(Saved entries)
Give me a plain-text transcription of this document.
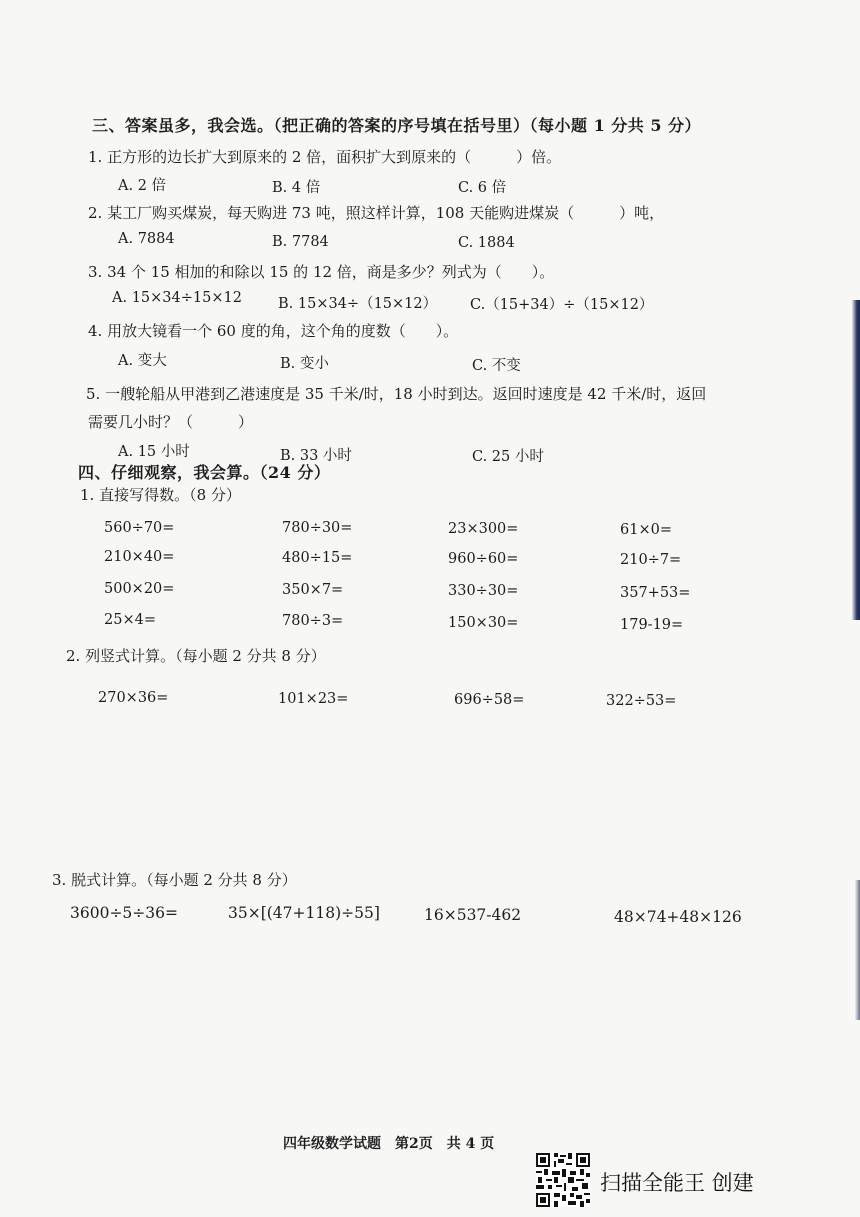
三、答案虽多，我会选。（把正确的答案的序号填在括号里）（每小题 1 分共 5 分）
1. 正方形的边长扩大到原来的 2 倍，面积扩大到原来的（　　　）倍。
A. 2 倍	B. 4 倍	C. 6 倍
2. 某工厂购买煤炭，每天购进 73 吨，照这样计算，108 天能购进煤炭（　　　）吨，
A. 7884	B. 7784	C. 1884
3. 34 个 15 相加的和除以 15 的 12 倍，商是多少？列式为（　　）。
A. 15×34÷15×12 B. 15×34÷（15×12） C.（15+34）÷（15×12）
4. 用放大镜看一个 60 度的角，这个角的度数（　　）。
A. 变大	B. 变小	C. 不变
5. 一艘轮船从甲港到乙港速度是 35 千米/时，18 小时到达。返回时速度是 42 千米/时，返回
需要几小时？（　　　）
A. 15 小时	B. 33 小时	C. 25 小时
四、仔细观察，我会算。（24 分）
1. 直接写得数。（8 分）
560÷70=	780÷30=	23×300=	61×0=
210×40=	480÷15=	960÷60=	210÷7=
500×20=	350×7=	330÷30=	357+53=
25×4=	780÷3=	150×30=	179-19=
2. 列竖式计算。（每小题 2 分共 8 分）
270×36=	101×23=	696÷58=	322÷53=
3. 脱式计算。（每小题 2 分共 8 分）
3600÷5÷36=	35×[(47+118)÷55]	16×537-462	48×74+48×126
四年级数学试题　第2页　共 4 页
扫描全能王 创建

- Required work -
Leave the pictures out, and transcribe each of the records exactly.

- Answer -
Give me a plain-text transcription of this document.
三、答案虽多，我会选。（把正确的答案的序号填在括号里）（每小题 1 分共 5 分）
1. 正方形的边长扩大到原来的 2 倍，面积扩大到原来的（　　　）倍。
A. 2 倍	B. 4 倍	C. 6 倍
2. 某工厂购买煤炭，每天购进 73 吨，照这样计算，108 天能购进煤炭（　　　）吨，
A. 7884	B. 7784	C. 1884
3. 34 个 15 相加的和除以 15 的 12 倍，商是多少？列式为（　　）。
A. 15×34÷15×12 B. 15×34÷（15×12） C.（15+34）÷（15×12）
4. 用放大镜看一个 60 度的角，这个角的度数（　　）。
A. 变大	B. 变小	C. 不变
5. 一艘轮船从甲港到乙港速度是 35 千米/时，18 小时到达。返回时速度是 42 千米/时，返回
需要几小时？（　　　）
A. 15 小时	B. 33 小时	C. 25 小时
四、仔细观察，我会算。（24 分）
1. 直接写得数。（8 分）
560÷70=	780÷30=	23×300=	61×0=
210×40=	480÷15=	960÷60=	210÷7=
500×20=	350×7=	330÷30=	357+53=
25×4=	780÷3=	150×30=	179-19=
2. 列竖式计算。（每小题 2 分共 8 分）
270×36=	101×23=	696÷58=	322÷53=
3. 脱式计算。（每小题 2 分共 8 分）
3600÷5÷36=	35×[(47+118)÷55]	16×537-462	48×74+48×126
四年级数学试题　第2页　共 4 页
扫描全能王 创建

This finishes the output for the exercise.